(Extracted records)

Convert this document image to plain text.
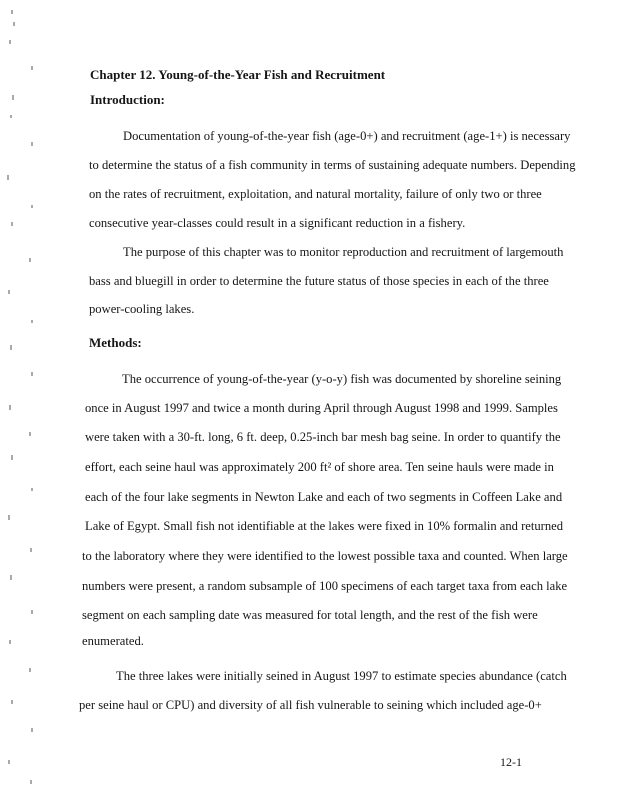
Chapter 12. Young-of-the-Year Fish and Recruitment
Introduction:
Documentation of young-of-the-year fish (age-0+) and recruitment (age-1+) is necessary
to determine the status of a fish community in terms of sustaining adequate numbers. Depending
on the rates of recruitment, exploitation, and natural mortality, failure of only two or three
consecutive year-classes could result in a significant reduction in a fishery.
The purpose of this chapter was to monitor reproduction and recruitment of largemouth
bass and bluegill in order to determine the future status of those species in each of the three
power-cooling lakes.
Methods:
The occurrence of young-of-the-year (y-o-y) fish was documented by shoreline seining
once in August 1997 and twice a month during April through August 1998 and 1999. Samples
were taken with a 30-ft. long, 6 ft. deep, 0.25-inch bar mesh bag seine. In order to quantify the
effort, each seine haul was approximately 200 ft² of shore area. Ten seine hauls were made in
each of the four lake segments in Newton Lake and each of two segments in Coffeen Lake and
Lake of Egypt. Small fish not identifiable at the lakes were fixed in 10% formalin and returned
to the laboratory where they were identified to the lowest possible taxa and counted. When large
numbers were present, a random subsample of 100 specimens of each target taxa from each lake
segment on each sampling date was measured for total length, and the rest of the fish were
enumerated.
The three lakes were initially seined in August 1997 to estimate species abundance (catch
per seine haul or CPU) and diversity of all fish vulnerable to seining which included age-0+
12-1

## What the task asks
Transcribe the records above verbatim. Do not carry over any picture.

## Written answer
Convert this document image to plain text.
Chapter 12. Young-of-the-Year Fish and Recruitment
Introduction:
Documentation of young-of-the-year fish (age-0+) and recruitment (age-1+) is necessary
to determine the status of a fish community in terms of sustaining adequate numbers. Depending
on the rates of recruitment, exploitation, and natural mortality, failure of only two or three
consecutive year-classes could result in a significant reduction in a fishery.
The purpose of this chapter was to monitor reproduction and recruitment of largemouth
bass and bluegill in order to determine the future status of those species in each of the three
power-cooling lakes.
Methods:
The occurrence of young-of-the-year (y-o-y) fish was documented by shoreline seining
once in August 1997 and twice a month during April through August 1998 and 1999. Samples
were taken with a 30-ft. long, 6 ft. deep, 0.25-inch bar mesh bag seine. In order to quantify the
effort, each seine haul was approximately 200 ft² of shore area. Ten seine hauls were made in
each of the four lake segments in Newton Lake and each of two segments in Coffeen Lake and
Lake of Egypt. Small fish not identifiable at the lakes were fixed in 10% formalin and returned
to the laboratory where they were identified to the lowest possible taxa and counted. When large
numbers were present, a random subsample of 100 specimens of each target taxa from each lake
segment on each sampling date was measured for total length, and the rest of the fish were
enumerated.
The three lakes were initially seined in August 1997 to estimate species abundance (catch
per seine haul or CPU) and diversity of all fish vulnerable to seining which included age-0+
12-1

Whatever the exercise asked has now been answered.